* Start *

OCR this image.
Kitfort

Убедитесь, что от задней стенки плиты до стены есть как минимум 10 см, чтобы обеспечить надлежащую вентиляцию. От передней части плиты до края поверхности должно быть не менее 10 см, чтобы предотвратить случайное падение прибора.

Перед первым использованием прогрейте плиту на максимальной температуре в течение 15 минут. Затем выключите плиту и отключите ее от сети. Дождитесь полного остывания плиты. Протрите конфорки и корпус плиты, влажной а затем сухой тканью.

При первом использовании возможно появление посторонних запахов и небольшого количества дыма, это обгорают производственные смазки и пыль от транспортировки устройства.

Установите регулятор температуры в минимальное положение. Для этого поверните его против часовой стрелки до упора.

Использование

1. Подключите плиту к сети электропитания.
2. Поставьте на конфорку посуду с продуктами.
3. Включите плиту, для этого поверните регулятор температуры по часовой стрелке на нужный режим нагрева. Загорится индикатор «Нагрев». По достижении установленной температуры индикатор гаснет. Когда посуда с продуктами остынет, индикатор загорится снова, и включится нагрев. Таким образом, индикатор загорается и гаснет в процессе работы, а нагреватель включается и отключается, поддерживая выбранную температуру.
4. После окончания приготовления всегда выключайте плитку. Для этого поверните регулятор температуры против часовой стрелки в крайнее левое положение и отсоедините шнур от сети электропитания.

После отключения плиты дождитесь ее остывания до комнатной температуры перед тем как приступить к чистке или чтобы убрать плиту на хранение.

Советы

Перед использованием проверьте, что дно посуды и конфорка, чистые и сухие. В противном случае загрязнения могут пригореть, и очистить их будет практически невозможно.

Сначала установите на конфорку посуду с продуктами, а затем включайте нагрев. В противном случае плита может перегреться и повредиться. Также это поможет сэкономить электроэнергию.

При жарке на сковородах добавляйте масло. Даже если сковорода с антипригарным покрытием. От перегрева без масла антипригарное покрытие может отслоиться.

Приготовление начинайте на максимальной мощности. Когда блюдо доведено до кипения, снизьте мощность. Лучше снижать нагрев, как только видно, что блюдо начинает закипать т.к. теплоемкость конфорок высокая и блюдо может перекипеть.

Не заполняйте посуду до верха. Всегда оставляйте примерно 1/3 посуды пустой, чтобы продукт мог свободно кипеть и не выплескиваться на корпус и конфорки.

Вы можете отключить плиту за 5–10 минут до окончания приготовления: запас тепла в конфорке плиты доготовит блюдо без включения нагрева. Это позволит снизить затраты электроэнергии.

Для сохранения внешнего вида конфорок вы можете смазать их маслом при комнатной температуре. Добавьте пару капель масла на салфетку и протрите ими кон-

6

* End *

## Exercise task
Retype each record exactly, leaving nothing out.

## Solved problem
OCR this image.
Kitfort

Убедитесь, что от задней стенки плиты до стены есть как минимум 10 см, чтобы обеспечить надлежащую вентиляцию. От передней части плиты до края поверхности должно быть не менее 10 см, чтобы предотвратить случайное падение прибора.

Перед первым использованием прогрейте плиту на максимальной температуре в течение 15 минут. Затем выключите плиту и отключите ее от сети. Дождитесь полного остывания плиты. Протрите конфорки и корпус плиты, влажной а затем сухой тканью.

При первом использовании возможно появление посторонних запахов и небольшого количества дыма, это обгорают производственные смазки и пыль от транспортировки устройства.

Установите регулятор температуры в минимальное положение. Для этого поверните его против часовой стрелки до упора.

Использование

1. Подключите плиту к сети электропитания.
2. Поставьте на конфорку посуду с продуктами.
3. Включите плиту, для этого поверните регулятор температуры по часовой стрелке на нужный режим нагрева. Загорится индикатор «Нагрев». По достижении установленной температуры индикатор гаснет. Когда посуда с продуктами остынет, индикатор загорится снова, и включится нагрев. Таким образом, индикатор загорается и гаснет в процессе работы, а нагреватель включается и отключается, поддерживая выбранную температуру.
4. После окончания приготовления всегда выключайте плитку. Для этого поверните регулятор температуры против часовой стрелки в крайнее левое положение и отсоедините шнур от сети электропитания.

После отключения плиты дождитесь ее остывания до комнатной температуры перед тем как приступить к чистке или чтобы убрать плиту на хранение.

Советы

Перед использованием проверьте, что дно посуды и конфорка, чистые и сухие. В противном случае загрязнения могут пригореть, и очистить их будет практически невозможно.

Сначала установите на конфорку посуду с продуктами, а затем включайте нагрев. В противном случае плита может перегреться и повредиться. Также это поможет сэкономить электроэнергию.

При жарке на сковородах добавляйте масло. Даже если сковорода с антипригарным покрытием. От перегрева без масла антипригарное покрытие может отслоиться.

Приготовление начинайте на максимальной мощности. Когда блюдо доведено до кипения, снизьте мощность. Лучше снижать нагрев, как только видно, что блюдо начинает закипать т.к. теплоемкость конфорок высокая и блюдо может перекипеть.

Не заполняйте посуду до верха. Всегда оставляйте примерно 1/3 посуды пустой, чтобы продукт мог свободно кипеть и не выплескиваться на корпус и конфорки.

Вы можете отключить плиту за 5–10 минут до окончания приготовления: запас тепла в конфорке плиты доготовит блюдо без включения нагрева. Это позволит снизить затраты электроэнергии.

Для сохранения внешнего вида конфорок вы можете смазать их маслом при комнатной температуре. Добавьте пару капель масла на салфетку и протрите ими кон-

6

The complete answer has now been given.